■ Stated task
Look through the listing for the word "JSON". Copy each line that has it.

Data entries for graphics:

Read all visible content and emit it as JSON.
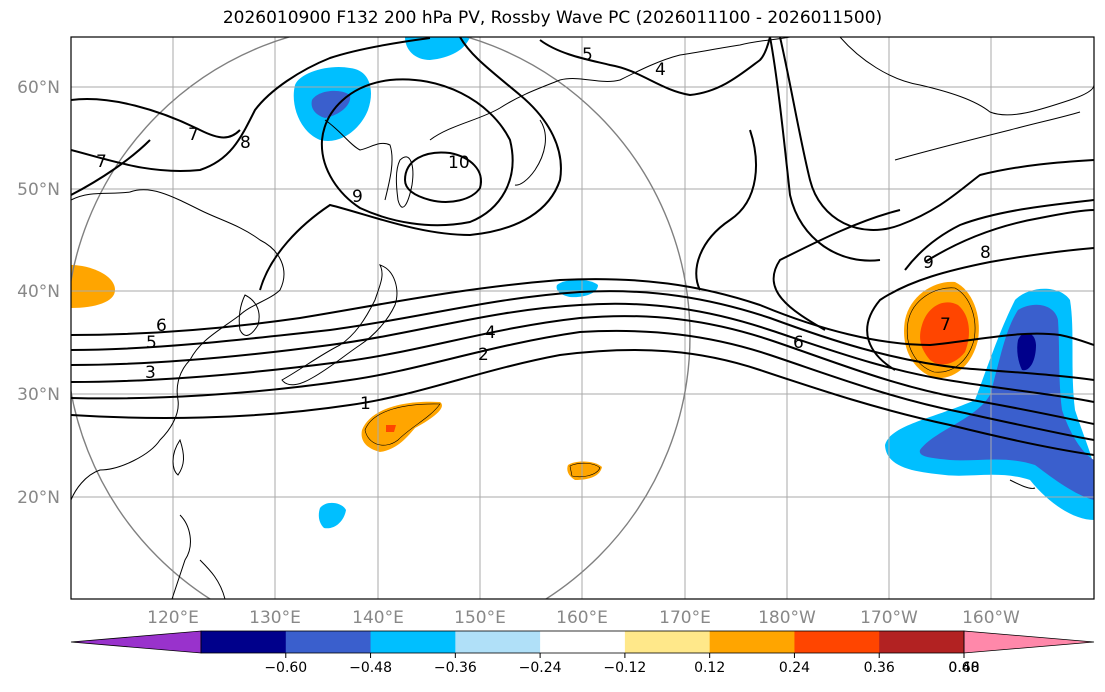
{
  "title": "2026010900 F132 200 hPa PV, Rossby Wave PC (2026011100 - 2026011500)",
  "lat_labels": [
    "60°N",
    "50°N",
    "40°N",
    "30°N",
    "20°N"
  ],
  "lon_labels": [
    "120°E",
    "130°E",
    "140°E",
    "150°E",
    "160°E",
    "170°E",
    "180°W",
    "170°W",
    "160°W"
  ],
  "contour_labels": [
    "1",
    "2",
    "3",
    "4",
    "5",
    "6",
    "6",
    "7",
    "7",
    "8",
    "8",
    "9",
    "9",
    "10",
    "4",
    "5",
    "7"
  ],
  "colorbar": {
    "tick_labels": [
      "−0.60",
      "−0.48",
      "−0.36",
      "−0.24",
      "−0.12",
      "0.12",
      "0.24",
      "0.36",
      "0.48",
      "0.60"
    ],
    "colors": [
      "#9932cc",
      "#00008b",
      "#3a5fcd",
      "#00bfff",
      "#b0e0f8",
      "#ffffff",
      "#ffe88a",
      "#ffa500",
      "#ff4500",
      "#b22222",
      "#ff88aa"
    ]
  },
  "colors": {
    "negative_mid": "#3a5fcd",
    "negative_light": "#00bfff",
    "positive_mid": "#ffa500",
    "positive_strong": "#ff4500",
    "gridline": "#aaaaaa",
    "contour": "#000000"
  }
}
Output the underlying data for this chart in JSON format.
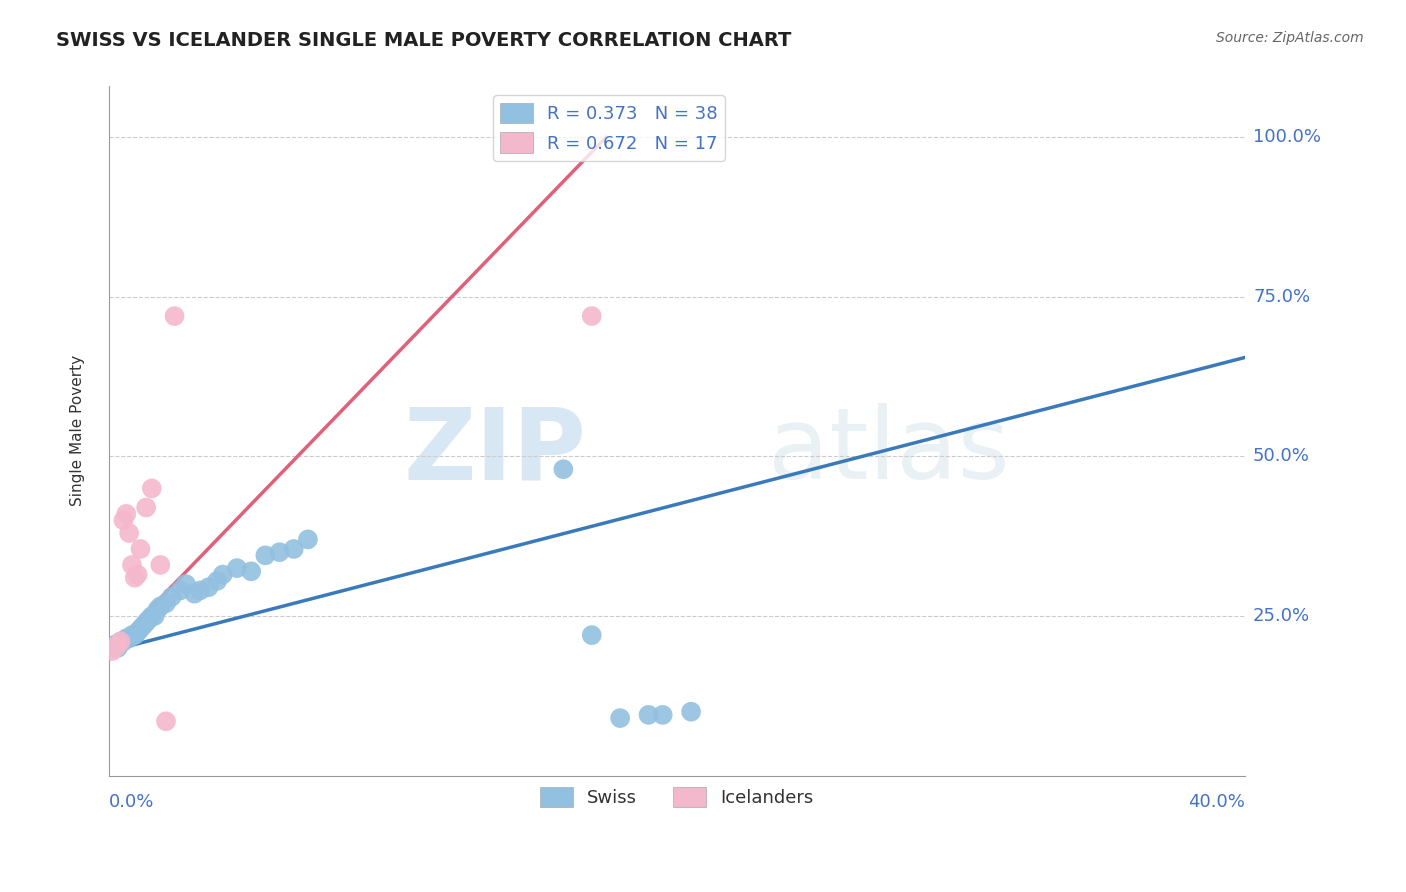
{
  "title": "SWISS VS ICELANDER SINGLE MALE POVERTY CORRELATION CHART",
  "source": "Source: ZipAtlas.com",
  "ylabel": "Single Male Poverty",
  "swiss_color": "#92c0e0",
  "icelander_color": "#f4b8cc",
  "swiss_line_color": "#3a7aba",
  "icelander_line_color": "#e0607a",
  "legend_swiss": "Swiss",
  "legend_icelander": "Icelanders",
  "swiss_R": 0.373,
  "swiss_N": 38,
  "icelander_R": 0.672,
  "icelander_N": 17,
  "xlim": [
    0.0,
    0.4
  ],
  "ylim": [
    0.0,
    1.08
  ],
  "y_tick_values": [
    0.25,
    0.5,
    0.75,
    1.0
  ],
  "y_tick_labels": [
    "25.0%",
    "50.0%",
    "75.0%",
    "100.0%"
  ],
  "background_color": "#ffffff",
  "grid_color": "#cccccc",
  "title_color": "#222222",
  "axis_label_color": "#4472c4",
  "swiss_line_x0": 0.0,
  "swiss_line_y0": 0.195,
  "swiss_line_x1": 0.4,
  "swiss_line_y1": 0.655,
  "icelander_line_x0": 0.0,
  "icelander_line_y0": 0.195,
  "icelander_line_x1": 0.175,
  "icelander_line_y1": 1.0,
  "swiss_x": [
    0.002,
    0.003,
    0.004,
    0.005,
    0.006,
    0.007,
    0.008,
    0.009,
    0.01,
    0.011,
    0.012,
    0.013,
    0.014,
    0.015,
    0.016,
    0.017,
    0.018,
    0.02,
    0.022,
    0.025,
    0.027,
    0.03,
    0.032,
    0.035,
    0.038,
    0.04,
    0.045,
    0.05,
    0.055,
    0.06,
    0.065,
    0.07,
    0.16,
    0.17,
    0.18,
    0.19,
    0.195,
    0.205
  ],
  "swiss_y": [
    0.205,
    0.2,
    0.21,
    0.21,
    0.215,
    0.215,
    0.22,
    0.22,
    0.225,
    0.23,
    0.235,
    0.24,
    0.245,
    0.25,
    0.25,
    0.26,
    0.265,
    0.27,
    0.28,
    0.29,
    0.3,
    0.285,
    0.29,
    0.295,
    0.305,
    0.315,
    0.325,
    0.32,
    0.345,
    0.35,
    0.355,
    0.37,
    0.48,
    0.22,
    0.09,
    0.095,
    0.095,
    0.1
  ],
  "icelander_x": [
    0.001,
    0.002,
    0.003,
    0.004,
    0.005,
    0.006,
    0.007,
    0.008,
    0.009,
    0.01,
    0.011,
    0.013,
    0.015,
    0.018,
    0.02,
    0.023,
    0.17
  ],
  "icelander_y": [
    0.195,
    0.2,
    0.205,
    0.21,
    0.4,
    0.41,
    0.38,
    0.33,
    0.31,
    0.315,
    0.355,
    0.42,
    0.45,
    0.33,
    0.085,
    0.72,
    0.72
  ]
}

■ Answer to the task
Read all visible content and emit it as JSON.
Output the underlying data for this chart in JSON format.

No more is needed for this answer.